Write out the material exactly, leaving every picture behind.

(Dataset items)

○ ○ ○ ○

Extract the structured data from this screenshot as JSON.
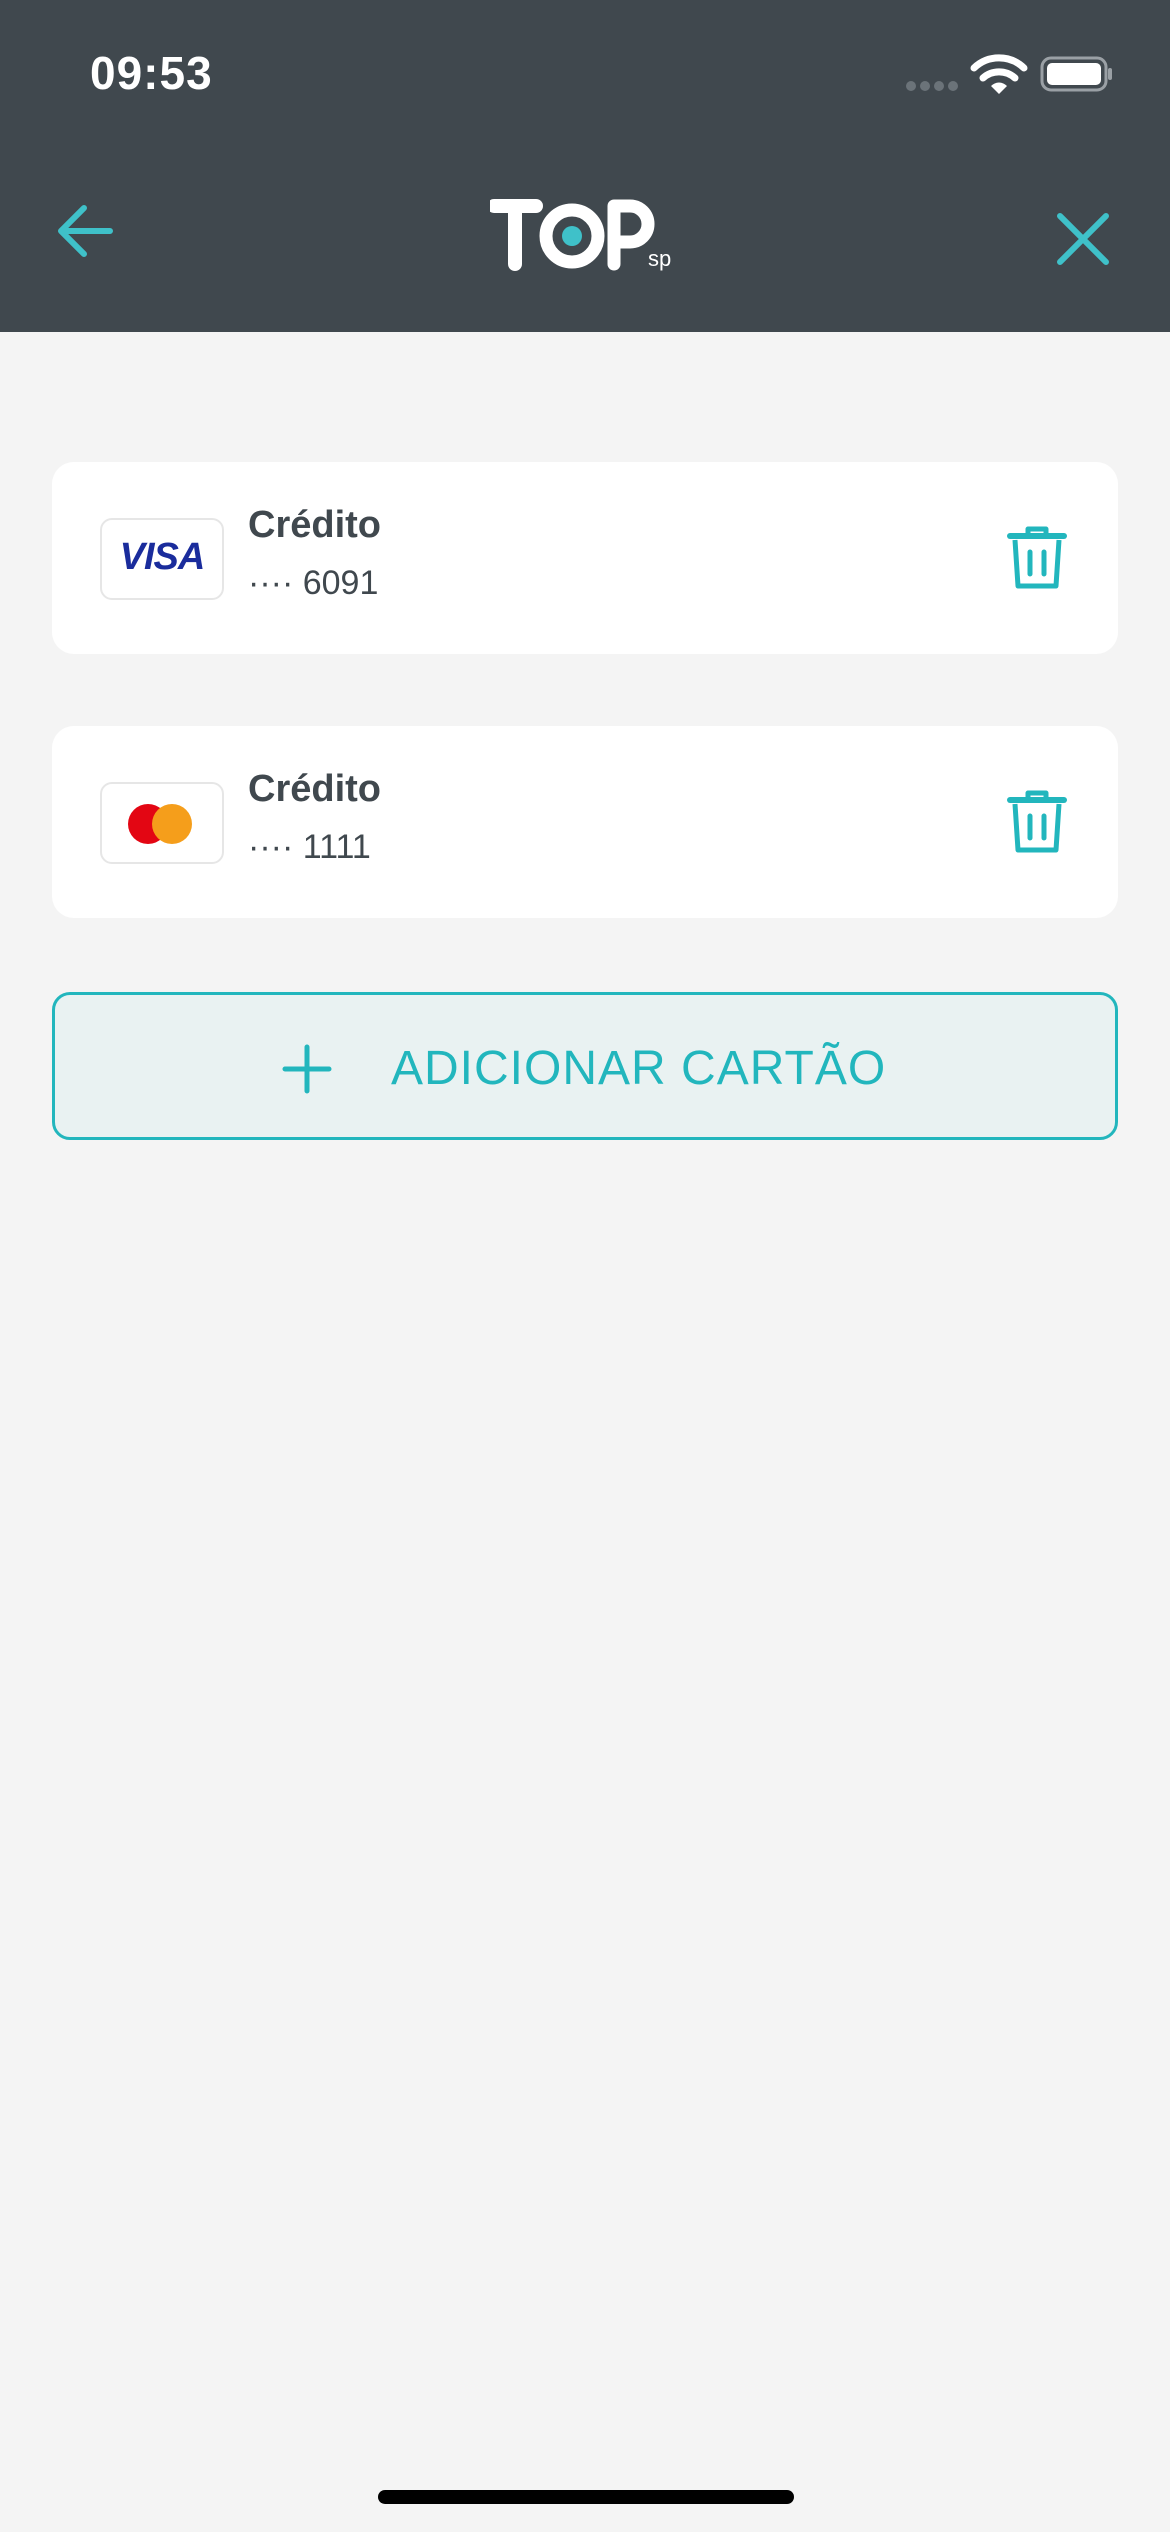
{
  "status_bar": {
    "time": "09:53"
  },
  "header": {
    "logo_text": "TOP",
    "logo_sub": "sp",
    "back_icon": "arrow-left-icon",
    "close_icon": "close-icon",
    "accent_color": "#3fc1c9",
    "background_color": "#40484e"
  },
  "cards": [
    {
      "brand": "VISA",
      "brand_icon": "visa-logo",
      "type": "Crédito",
      "number": "···· 6091",
      "delete_icon": "trash-icon"
    },
    {
      "brand": "Mastercard",
      "brand_icon": "mastercard-logo",
      "type": "Crédito",
      "number": "···· 1111",
      "delete_icon": "trash-icon"
    }
  ],
  "add_card": {
    "icon": "plus-icon",
    "label": "ADICIONAR CARTÃO",
    "color": "#22b6bd"
  }
}
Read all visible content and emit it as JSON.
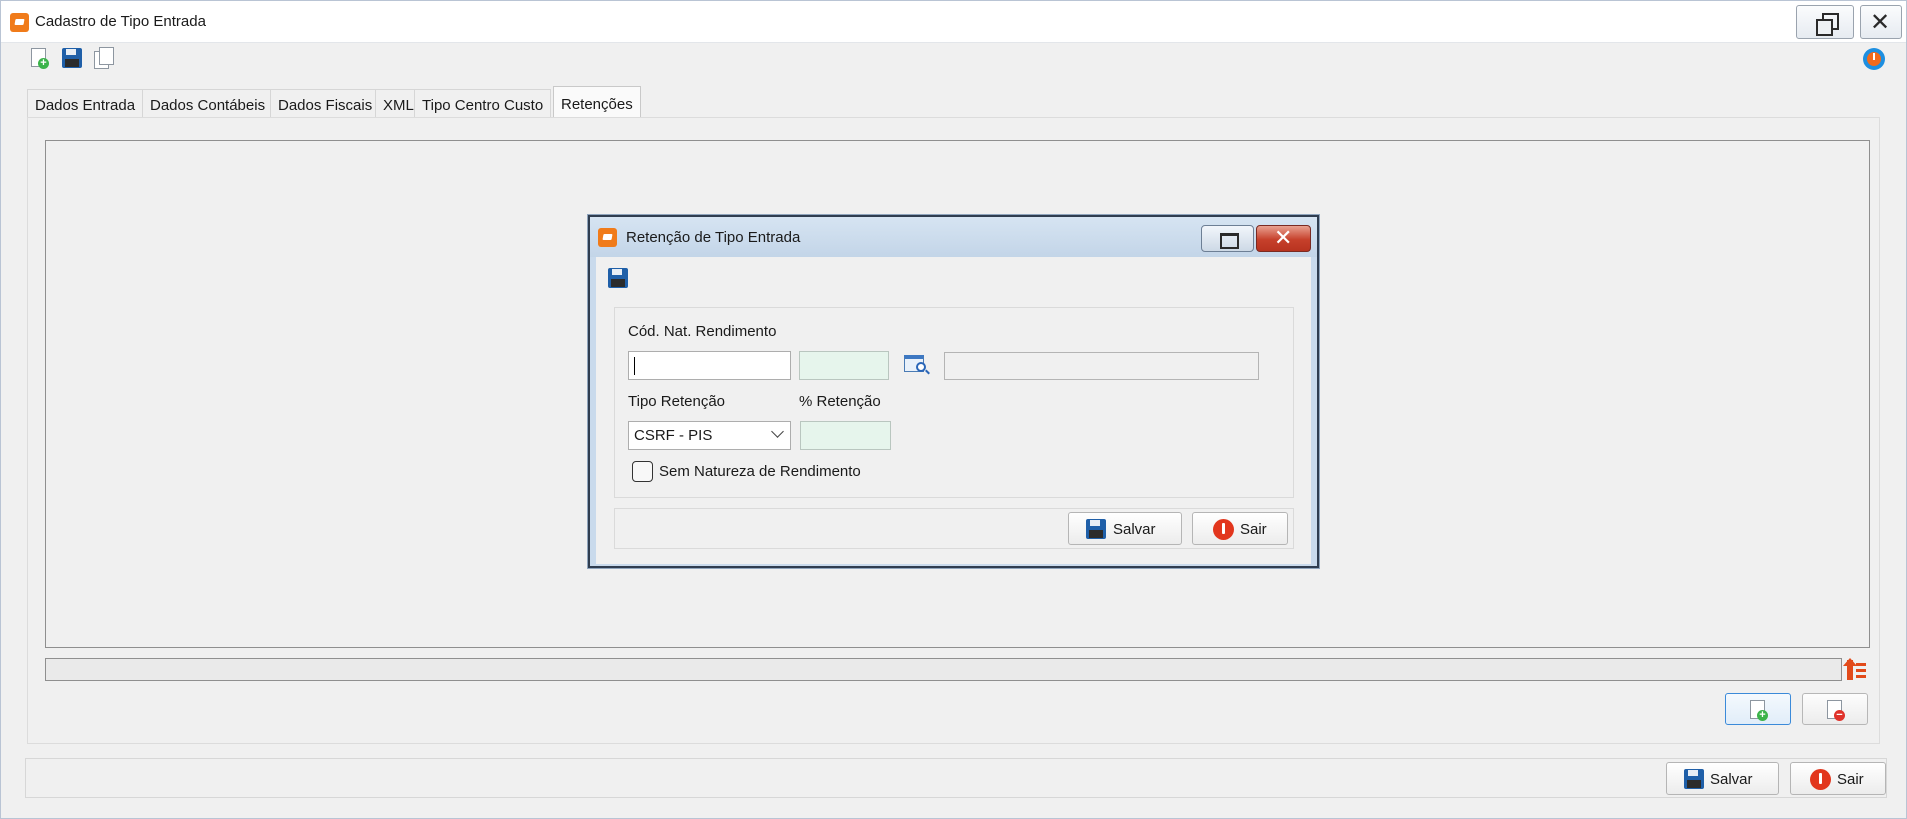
{
  "window": {
    "title": "Cadastro de Tipo Entrada"
  },
  "toolbar": {
    "icons": [
      "new-document-icon",
      "save-icon",
      "copy-icon",
      "power-icon"
    ]
  },
  "tabs": [
    {
      "label": "Dados Entrada"
    },
    {
      "label": "Dados Contábeis"
    },
    {
      "label": "Dados Fiscais"
    },
    {
      "label": "XML"
    },
    {
      "label": "Tipo Centro Custo"
    },
    {
      "label": "Retenções",
      "active": true
    }
  ],
  "footer": {
    "save_label": "Salvar",
    "exit_label": "Sair"
  },
  "dialog": {
    "title": "Retenção de Tipo Entrada",
    "cod_nat_label": "Cód. Nat. Rendimento",
    "cod_nat_value": "",
    "cod_nat_secondary_value": "",
    "cod_nat_description": "",
    "tipo_retencao_label": "Tipo Retenção",
    "tipo_retencao_selected": "CSRF - PIS",
    "percent_label": "% Retenção",
    "percent_value": "",
    "sem_natureza_label": "Sem Natureza de Rendimento",
    "sem_natureza_checked": false,
    "save_label": "Salvar",
    "exit_label": "Sair"
  },
  "colors": {
    "accent_orange": "#f07b1a",
    "save_blue": "#1f5fa8",
    "exit_red": "#e2361d",
    "readonly_green": "#e6f5ec"
  }
}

○ ○ ○ ○

Full answer:
Extract the structured data from this screenshot as JSON.
{
  "status_bar": {
    "time": "09:53"
  },
  "header": {
    "logo_text": "TOP",
    "logo_sub": "sp",
    "back_icon": "arrow-left-icon",
    "close_icon": "close-icon",
    "accent_color": "#3fc1c9",
    "background_color": "#40484e"
  },
  "cards": [
    {
      "brand": "VISA",
      "brand_icon": "visa-logo",
      "type": "Crédito",
      "number": "···· 6091",
      "delete_icon": "trash-icon"
    },
    {
      "brand": "Mastercard",
      "brand_icon": "mastercard-logo",
      "type": "Crédito",
      "number": "···· 1111",
      "delete_icon": "trash-icon"
    }
  ],
  "add_card": {
    "icon": "plus-icon",
    "label": "ADICIONAR CARTÃO",
    "color": "#22b6bd"
  }
}
Read all visible content and emit it as JSON.
{
  "window": {
    "title": "Cadastro de Tipo Entrada"
  },
  "toolbar": {
    "icons": [
      "new-document-icon",
      "save-icon",
      "copy-icon",
      "power-icon"
    ]
  },
  "tabs": [
    {
      "label": "Dados Entrada"
    },
    {
      "label": "Dados Contábeis"
    },
    {
      "label": "Dados Fiscais"
    },
    {
      "label": "XML"
    },
    {
      "label": "Tipo Centro Custo"
    },
    {
      "label": "Retenções",
      "active": true
    }
  ],
  "footer": {
    "save_label": "Salvar",
    "exit_label": "Sair"
  },
  "dialog": {
    "title": "Retenção de Tipo Entrada",
    "cod_nat_label": "Cód. Nat. Rendimento",
    "cod_nat_value": "",
    "cod_nat_secondary_value": "",
    "cod_nat_description": "",
    "tipo_retencao_label": "Tipo Retenção",
    "tipo_retencao_selected": "CSRF - PIS",
    "percent_label": "% Retenção",
    "percent_value": "",
    "sem_natureza_label": "Sem Natureza de Rendimento",
    "sem_natureza_checked": false,
    "save_label": "Salvar",
    "exit_label": "Sair"
  },
  "colors": {
    "accent_orange": "#f07b1a",
    "save_blue": "#1f5fa8",
    "exit_red": "#e2361d",
    "readonly_green": "#e6f5ec"
  }
}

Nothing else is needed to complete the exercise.